-- Texto de partida --
Considera que la medida tomada con las comunidades es "una agresión directa a la profesión docente, a los cientos de miles de titulados y estudiantes del Máster de Secundaria y a las universidades de este país como responsables de la formación inicial del profesorado".

Una opinión respaldada por los rectores de CRUE, que en un comunicado se han ofrecido al Ministerio para revisar este medida.

Fernández Morante se pregunta dónde están contratados los 114.799 profesores que terminaron sus estudios entre 2015 y 2019.

Una medida como esta "apuntala la creencia errónea de que para ser docente basta con conocer la disciplina", enfatiza.

En la actualidad, para ser maestro de Infantil y Primaria se estudia Magisterio -incluye materias de pedagogía, sobre cómo motivar a un alumno o cómo funciona un centro educativo- y si se quiere impartir enseñanza en ESO, Bachillerato o FP se puede tener otra titulación superior (de acuerdo a un decreto sobre especialidades) pero hay que hacer el citado máster.

Conocimientos teóricos, pero no prácticos

Eximir de ese máster -antiguamente llamado CAP, Certificado de Aptitud Pedagógica- hace que la persona que vaya a dar clase no solo no haya recibido la parte teórica que conlleva sino sobre todo "la parte práctica, la importante", afirma Diego Redondo, director de un cetro educativo público.

"Un futuro profesor debe conocer qué es un centro educativo, cómo funciona por dentro, cómo funciona un claustro, un departamento, un aula, cómo es la disciplina, cómo se aplica un plan de convivencia", el "día a día lo desconocerá independientemente que pueda tener unos conocimientos teóricos de una materia a nivel de la licenciatura estudiada", recalca Redondo.

-- Entradas proporcionadas --
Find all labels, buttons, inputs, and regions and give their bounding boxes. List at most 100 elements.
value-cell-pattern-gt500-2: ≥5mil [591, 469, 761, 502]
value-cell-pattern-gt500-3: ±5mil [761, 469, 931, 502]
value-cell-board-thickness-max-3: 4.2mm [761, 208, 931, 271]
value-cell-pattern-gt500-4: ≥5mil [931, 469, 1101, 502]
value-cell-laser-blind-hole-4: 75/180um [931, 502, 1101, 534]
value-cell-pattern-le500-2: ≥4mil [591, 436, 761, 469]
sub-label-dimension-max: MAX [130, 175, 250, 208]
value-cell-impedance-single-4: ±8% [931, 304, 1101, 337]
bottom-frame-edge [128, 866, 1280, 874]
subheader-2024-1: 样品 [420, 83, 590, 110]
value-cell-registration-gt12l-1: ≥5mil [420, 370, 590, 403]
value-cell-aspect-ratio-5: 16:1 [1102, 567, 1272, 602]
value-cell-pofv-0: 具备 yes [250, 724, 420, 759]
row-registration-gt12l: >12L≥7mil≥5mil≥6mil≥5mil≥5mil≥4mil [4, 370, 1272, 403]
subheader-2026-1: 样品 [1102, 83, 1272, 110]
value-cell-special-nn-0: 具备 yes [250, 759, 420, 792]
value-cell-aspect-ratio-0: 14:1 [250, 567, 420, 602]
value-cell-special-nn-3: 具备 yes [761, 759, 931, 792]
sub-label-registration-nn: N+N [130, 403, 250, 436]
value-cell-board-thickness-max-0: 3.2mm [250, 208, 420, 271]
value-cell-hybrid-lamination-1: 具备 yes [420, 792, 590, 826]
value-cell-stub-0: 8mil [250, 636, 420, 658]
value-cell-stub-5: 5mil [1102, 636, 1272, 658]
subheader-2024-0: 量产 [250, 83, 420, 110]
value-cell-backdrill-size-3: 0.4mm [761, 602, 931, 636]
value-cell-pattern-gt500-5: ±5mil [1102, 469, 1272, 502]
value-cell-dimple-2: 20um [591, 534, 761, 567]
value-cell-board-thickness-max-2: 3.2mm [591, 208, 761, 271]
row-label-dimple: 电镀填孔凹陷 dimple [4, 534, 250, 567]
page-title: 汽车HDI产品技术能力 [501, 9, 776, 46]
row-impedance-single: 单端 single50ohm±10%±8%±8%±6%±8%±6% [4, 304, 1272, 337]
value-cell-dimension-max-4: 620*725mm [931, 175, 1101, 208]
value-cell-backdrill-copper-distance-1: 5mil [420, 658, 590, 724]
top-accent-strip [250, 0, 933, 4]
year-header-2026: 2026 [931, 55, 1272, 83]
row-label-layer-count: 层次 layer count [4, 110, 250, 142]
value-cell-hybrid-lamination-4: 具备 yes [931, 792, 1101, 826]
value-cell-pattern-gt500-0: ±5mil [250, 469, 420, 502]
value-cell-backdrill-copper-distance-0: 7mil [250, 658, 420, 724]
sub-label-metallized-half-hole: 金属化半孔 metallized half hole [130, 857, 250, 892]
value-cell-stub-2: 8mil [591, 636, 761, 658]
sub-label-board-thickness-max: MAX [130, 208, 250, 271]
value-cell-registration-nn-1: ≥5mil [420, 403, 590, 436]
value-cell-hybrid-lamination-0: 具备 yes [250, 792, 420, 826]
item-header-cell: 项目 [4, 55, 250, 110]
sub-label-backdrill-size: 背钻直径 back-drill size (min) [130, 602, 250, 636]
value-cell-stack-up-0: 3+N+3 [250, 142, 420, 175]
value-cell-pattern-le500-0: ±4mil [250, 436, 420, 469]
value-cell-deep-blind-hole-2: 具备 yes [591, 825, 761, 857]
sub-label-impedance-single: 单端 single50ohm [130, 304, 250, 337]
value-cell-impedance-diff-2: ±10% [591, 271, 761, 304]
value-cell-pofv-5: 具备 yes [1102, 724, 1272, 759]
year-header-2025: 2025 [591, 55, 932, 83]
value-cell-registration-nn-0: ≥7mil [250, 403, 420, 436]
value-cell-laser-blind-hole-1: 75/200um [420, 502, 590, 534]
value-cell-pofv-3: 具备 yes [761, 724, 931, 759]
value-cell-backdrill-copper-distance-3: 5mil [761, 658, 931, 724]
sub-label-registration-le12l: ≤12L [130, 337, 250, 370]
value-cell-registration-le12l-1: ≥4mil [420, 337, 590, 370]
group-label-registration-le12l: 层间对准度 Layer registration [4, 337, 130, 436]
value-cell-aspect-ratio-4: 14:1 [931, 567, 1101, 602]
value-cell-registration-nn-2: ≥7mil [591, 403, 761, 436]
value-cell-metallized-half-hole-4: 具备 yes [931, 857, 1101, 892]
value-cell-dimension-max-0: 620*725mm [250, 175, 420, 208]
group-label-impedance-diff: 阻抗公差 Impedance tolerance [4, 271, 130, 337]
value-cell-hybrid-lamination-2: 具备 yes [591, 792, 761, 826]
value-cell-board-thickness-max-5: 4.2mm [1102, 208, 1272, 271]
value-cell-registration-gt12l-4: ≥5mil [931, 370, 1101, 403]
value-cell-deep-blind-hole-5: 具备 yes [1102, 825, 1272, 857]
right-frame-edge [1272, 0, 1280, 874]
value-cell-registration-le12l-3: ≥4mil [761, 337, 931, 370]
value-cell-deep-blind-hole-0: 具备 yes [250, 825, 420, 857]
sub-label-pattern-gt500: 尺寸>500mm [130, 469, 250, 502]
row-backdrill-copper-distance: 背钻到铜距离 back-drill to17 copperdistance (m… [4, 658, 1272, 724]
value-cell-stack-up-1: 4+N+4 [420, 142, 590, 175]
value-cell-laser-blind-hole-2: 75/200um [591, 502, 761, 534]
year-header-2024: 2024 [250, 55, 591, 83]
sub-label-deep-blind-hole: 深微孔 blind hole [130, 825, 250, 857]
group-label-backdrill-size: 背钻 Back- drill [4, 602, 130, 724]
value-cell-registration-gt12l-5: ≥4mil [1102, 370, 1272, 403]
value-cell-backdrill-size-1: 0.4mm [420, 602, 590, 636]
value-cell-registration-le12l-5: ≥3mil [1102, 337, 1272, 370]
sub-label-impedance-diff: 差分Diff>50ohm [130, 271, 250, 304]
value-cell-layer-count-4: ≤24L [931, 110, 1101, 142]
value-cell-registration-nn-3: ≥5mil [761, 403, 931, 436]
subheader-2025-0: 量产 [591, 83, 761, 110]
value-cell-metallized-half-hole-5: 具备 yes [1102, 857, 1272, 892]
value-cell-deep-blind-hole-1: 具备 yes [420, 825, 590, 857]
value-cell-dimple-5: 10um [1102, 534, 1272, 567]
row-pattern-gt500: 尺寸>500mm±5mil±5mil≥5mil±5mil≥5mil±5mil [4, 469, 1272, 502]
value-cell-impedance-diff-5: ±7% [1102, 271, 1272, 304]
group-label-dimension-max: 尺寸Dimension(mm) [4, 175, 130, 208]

-- Actividades propuestas --
1. Según el texto sobre el máster de Secundaria, ¿cuántos profesores terminaron sus estudios entre 2015 y 2019?
2. Enumera todas las etapas o tipos de enseñanza que se nombran en el texto sobre el máster de Secundaria.
3. Prolonga el texto sobre el máster de Secundaria a partir de su última oración.

-- Respuestas numeradas --
1. 114.799 profesores.

2. Infantil, Primaria, ESO, Bachillerato y FP.

3.
El anuncio de Educación "demuestra una falta de planificación y previsión, pues esta situación era esperable", añade.

"Un químico sabrá mucha química pero no necesariamente cómo transmitirla a los alumnos", argumenta Rodrigo, un orientador educativo que ha estado diez años como profesor interino y que subraya la importancia de saber manejar "los diferentes niveles de motivación de los alumnos".

En clase hay chicos de todo tipo, por ejemplo, uno con altas capacidades, otro con dislexia, y un titulado sin preparación para la docencia no hará frente a "las distintas circunstancias", comenta Rodrigo, que aboga porque las comunidades hagan más "listas extraordinarias" con profesores o titulados con el máster que no hayan opositado.

Trabajos precarios

"Faltan docentes desde antes de la pandemia de la Covid" y acabar con "la precariedad" de los contratos, recuerda Rodrigo que cree que la medida de Celaá es "un parche de urgencia".

Coincide la responsable de la Enseñanza de UGT, Maribel Loranca, que aunque ve "razonable" esta "medida excepcional" en estos momentos, asevera que la carencia de profesores se debe a "una falta de previsión".

Y a "las malas condiciones que se ofrecen a los docentes", desde empleos a media o un tercio de jornada, sin estabilidad.

El responsable de Política Educativa de STES, José Ramón Merino, pone en duda la legalidad de eximir del máster para la docencia porque se recoge así en el artículo 100 punto 2 de la Ley Orgánica de la Educación (LOE), y cree que se ha revelado "imprevisión" desde el Ministerio.

Asimismo, considera "antipedagógico" no tener el citado máster pues "te enseña a saber dar clase o a transmitir el conocimiento, a veces más importante que el conocimiento en sí, que lo puede buscar el alumno en un libro o en internet".

Desde la Unión sindical de inspectores de educación (USIE), su portavoz, Javier Fernández Franco, dice que "no es cierto que en España no haya suficientes profesores con el máster del profesorado" por lo que la medida es "precipitada" y "un error".

Solo ve aplicable esta exención del máster "una vez agotadas todas las vías ordinarias y siempre con el informe favorable de la inspección de educación para evitar que la medida sea un coladero."

Por su parte, la Federación de Asociaciones de Periodistas de España (FAPE) ha pedido en una carta a Celaá que permita a los periodistas impartir Lengua en centros concertados o privados si tienen el máster habilitante así como Literatura o Lenguas Extranjeras.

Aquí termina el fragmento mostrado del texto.